**Consigne:**
D'après l'extrait, à quel mois et à quelle année commence la trilogie de Roland Michel Tremblay ?

**Extrait:**
Londres. Matin glacial d’hiver humide. Roland Michel Tremblay m’accueille avec l’affabilité des gens de la Belle Province. L’auteur de la Trilogie québécoise est un mélange de bienveillance nord-américaine et de politesse anglaise. Paris, New York, Los Angeles, Anne Hébert, Nicolas Sirkis, les sujets s’enchainent naturellement. Un long entretien qui nous mènera jusqu’au milieu de l’après-midi.
Votre trilogie commence à Paris au début des années 90, pour finir à Londres une dizaine d’années plus tard. Quelle en est la genèse ?
Comme beaucoup d’auteurs, j’ai commencé très jeune par l’écriture de mon journal. C’est devenu au fil du temps un réflexe tenu par le besoin de comprendre l’existence, d’y trouver ma place. Dans les trois livres, mes arrivées à Paris, New York ou Londres, ne sont effectives qu’au milieu de l’histoire. J’ai enlevé les dates afin de rendre le texte plus intemporel, mais la trilogie commence en décembre 92, alors que je terminais mes études en littérature et philosophie à l’université d’Ottawa, pour s’achever en septembre 2002 à Londres. Sa genèse a été le désir incontrôlable de vivre à Paris, jusqu’à y parvenir.
En fait de trilogie, il s’agit plutôt d’une tétralogie dont le dernier tome : Un québécois à Los Angeles, est encore inédit.

**Données brutes:**
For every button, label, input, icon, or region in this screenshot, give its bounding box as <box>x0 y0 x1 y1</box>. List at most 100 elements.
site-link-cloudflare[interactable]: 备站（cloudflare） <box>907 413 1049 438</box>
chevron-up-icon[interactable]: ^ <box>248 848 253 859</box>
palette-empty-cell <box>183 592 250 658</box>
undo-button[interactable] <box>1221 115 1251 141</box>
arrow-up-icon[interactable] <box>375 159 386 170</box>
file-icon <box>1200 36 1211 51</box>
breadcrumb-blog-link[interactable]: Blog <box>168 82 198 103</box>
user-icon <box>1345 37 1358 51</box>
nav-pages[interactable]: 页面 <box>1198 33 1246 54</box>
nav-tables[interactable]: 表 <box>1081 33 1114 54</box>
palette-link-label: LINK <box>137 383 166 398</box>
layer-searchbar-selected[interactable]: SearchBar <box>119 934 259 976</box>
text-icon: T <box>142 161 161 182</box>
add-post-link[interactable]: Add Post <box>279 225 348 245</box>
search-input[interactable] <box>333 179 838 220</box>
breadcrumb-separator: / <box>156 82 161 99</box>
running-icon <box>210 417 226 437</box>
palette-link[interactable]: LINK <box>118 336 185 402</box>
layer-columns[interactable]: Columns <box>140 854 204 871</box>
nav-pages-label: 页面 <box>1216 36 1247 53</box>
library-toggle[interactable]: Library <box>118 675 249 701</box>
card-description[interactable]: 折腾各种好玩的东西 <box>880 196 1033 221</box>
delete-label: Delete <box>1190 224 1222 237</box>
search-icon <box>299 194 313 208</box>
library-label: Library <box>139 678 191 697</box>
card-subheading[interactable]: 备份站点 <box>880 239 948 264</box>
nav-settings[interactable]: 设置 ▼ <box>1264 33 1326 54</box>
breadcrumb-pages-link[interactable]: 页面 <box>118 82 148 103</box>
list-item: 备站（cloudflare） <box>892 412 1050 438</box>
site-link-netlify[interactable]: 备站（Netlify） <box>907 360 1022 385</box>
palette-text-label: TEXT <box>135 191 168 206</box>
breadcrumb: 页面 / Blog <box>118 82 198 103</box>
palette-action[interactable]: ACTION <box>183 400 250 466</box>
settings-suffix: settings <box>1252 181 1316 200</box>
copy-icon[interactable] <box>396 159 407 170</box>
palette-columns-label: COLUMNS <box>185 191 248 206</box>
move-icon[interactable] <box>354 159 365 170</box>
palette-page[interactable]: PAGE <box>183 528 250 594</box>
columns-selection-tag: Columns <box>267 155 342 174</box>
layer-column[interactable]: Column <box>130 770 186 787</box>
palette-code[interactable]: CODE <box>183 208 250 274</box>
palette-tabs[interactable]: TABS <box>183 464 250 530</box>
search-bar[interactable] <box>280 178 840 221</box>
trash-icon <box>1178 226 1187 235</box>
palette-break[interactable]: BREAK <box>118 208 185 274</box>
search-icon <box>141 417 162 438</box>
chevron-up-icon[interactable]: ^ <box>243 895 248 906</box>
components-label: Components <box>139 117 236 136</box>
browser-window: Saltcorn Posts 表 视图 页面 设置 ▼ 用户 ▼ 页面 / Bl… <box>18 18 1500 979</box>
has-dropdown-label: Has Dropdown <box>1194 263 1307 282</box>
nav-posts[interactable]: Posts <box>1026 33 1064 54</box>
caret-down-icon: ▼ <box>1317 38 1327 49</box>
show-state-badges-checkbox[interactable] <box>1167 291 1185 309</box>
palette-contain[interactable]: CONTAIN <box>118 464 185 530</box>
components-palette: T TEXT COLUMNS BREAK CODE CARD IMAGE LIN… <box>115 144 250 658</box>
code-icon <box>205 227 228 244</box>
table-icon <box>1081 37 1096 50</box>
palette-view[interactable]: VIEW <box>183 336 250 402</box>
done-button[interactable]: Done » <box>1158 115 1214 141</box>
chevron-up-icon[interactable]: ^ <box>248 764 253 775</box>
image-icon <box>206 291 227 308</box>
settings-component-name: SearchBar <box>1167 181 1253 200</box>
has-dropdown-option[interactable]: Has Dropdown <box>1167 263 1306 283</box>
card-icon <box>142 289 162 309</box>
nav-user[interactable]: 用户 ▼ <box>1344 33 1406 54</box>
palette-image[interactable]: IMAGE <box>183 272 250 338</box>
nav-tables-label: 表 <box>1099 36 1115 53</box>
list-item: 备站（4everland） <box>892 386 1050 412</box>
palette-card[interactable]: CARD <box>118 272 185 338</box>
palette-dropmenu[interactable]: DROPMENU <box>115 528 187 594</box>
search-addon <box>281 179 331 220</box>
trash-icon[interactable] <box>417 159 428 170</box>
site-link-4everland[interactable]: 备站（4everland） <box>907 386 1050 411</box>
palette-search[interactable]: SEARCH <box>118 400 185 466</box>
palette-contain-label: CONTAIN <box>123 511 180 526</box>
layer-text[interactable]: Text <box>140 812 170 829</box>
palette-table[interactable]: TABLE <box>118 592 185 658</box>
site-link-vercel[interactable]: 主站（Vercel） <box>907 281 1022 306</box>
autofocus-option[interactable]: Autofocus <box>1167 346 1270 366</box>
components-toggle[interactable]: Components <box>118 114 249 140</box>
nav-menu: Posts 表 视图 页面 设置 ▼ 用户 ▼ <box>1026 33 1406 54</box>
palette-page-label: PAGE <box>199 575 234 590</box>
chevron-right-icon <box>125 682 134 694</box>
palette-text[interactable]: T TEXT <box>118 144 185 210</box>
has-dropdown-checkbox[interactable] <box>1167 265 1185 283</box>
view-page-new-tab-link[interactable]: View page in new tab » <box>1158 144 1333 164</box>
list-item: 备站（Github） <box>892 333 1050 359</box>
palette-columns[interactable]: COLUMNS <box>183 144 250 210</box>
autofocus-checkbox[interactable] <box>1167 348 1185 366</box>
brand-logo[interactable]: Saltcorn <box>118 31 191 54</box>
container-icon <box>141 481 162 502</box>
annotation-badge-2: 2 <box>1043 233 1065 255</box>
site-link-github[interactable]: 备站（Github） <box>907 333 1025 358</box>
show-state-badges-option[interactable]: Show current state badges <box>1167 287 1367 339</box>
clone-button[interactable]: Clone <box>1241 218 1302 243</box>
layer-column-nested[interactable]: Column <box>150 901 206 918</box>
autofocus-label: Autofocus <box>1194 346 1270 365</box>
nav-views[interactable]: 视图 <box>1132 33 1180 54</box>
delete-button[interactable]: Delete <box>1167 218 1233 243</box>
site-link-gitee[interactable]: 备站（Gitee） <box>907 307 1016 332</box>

**Solution détaillée:**
Elle commence en décembre 92.